§ **Aim**
Answer with a number only: how many lines of the data contain "energy"?

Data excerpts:
# # #

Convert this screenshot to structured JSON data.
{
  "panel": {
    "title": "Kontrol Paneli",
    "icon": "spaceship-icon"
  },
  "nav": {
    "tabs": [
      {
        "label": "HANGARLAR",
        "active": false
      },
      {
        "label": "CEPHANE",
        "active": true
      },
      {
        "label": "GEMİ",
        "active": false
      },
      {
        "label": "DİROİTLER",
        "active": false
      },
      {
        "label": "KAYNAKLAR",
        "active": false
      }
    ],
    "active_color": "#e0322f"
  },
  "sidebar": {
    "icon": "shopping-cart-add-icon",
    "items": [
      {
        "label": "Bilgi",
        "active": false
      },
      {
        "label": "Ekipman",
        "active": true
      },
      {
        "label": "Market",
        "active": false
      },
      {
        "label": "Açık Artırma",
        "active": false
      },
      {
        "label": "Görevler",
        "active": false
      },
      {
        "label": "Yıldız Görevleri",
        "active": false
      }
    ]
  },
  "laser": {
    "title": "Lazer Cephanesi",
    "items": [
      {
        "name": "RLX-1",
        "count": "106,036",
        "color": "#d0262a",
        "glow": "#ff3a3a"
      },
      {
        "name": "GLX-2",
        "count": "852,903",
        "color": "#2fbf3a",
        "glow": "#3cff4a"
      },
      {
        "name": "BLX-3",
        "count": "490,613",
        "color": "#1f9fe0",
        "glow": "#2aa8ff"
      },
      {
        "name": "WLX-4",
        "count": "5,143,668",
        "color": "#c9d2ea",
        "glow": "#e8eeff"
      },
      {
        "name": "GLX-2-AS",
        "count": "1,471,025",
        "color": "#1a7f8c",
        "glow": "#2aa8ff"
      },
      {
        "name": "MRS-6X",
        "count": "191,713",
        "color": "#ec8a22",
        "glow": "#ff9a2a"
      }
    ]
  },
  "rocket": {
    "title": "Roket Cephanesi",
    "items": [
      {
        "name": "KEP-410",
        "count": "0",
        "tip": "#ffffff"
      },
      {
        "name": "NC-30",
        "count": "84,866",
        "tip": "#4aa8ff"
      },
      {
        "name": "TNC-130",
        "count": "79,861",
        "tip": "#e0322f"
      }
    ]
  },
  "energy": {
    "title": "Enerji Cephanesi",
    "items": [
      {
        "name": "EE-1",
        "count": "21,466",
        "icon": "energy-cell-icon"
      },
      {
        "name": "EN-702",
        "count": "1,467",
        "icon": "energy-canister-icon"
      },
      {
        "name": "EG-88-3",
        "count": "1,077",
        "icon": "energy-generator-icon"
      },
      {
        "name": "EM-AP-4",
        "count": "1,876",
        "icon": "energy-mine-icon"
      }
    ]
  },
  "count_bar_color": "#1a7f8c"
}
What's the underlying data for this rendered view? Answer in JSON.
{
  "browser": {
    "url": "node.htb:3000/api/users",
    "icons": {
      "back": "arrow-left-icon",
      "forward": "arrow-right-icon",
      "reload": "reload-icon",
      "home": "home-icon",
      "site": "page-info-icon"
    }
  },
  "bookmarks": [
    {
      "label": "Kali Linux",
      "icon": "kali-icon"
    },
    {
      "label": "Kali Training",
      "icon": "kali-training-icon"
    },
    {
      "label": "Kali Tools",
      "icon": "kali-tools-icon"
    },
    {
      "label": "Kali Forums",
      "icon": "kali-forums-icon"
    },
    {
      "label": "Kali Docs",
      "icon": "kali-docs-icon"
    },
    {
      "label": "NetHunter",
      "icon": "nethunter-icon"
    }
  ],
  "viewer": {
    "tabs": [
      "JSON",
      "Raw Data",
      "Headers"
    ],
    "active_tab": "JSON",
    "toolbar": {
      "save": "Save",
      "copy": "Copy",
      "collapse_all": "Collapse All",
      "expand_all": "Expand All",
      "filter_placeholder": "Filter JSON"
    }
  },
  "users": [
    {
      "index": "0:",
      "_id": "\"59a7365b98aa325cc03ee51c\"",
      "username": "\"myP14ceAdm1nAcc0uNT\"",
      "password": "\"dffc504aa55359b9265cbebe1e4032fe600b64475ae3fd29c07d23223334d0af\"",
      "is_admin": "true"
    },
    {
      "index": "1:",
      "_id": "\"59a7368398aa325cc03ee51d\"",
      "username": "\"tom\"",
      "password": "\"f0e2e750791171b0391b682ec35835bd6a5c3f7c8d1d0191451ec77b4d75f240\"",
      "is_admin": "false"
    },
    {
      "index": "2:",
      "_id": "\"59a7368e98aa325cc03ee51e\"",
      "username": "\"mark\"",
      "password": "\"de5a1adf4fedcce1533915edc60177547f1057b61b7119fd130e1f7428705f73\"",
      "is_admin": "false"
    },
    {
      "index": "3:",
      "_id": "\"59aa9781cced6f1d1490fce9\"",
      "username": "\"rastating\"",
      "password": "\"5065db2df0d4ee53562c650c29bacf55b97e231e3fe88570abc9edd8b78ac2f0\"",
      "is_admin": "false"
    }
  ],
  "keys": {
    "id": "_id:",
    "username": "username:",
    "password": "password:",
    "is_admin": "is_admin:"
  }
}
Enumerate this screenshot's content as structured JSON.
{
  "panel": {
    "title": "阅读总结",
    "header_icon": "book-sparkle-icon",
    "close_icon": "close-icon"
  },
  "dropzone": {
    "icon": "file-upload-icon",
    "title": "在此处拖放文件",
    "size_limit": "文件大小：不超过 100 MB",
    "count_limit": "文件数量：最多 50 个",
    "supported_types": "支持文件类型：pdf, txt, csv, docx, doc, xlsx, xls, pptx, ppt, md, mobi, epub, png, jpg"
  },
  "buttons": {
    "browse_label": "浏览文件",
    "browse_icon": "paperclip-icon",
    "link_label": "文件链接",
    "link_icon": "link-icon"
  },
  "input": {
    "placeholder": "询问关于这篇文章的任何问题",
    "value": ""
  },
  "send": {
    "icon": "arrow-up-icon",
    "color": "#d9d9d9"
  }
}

# # #

§ **Solution below**
5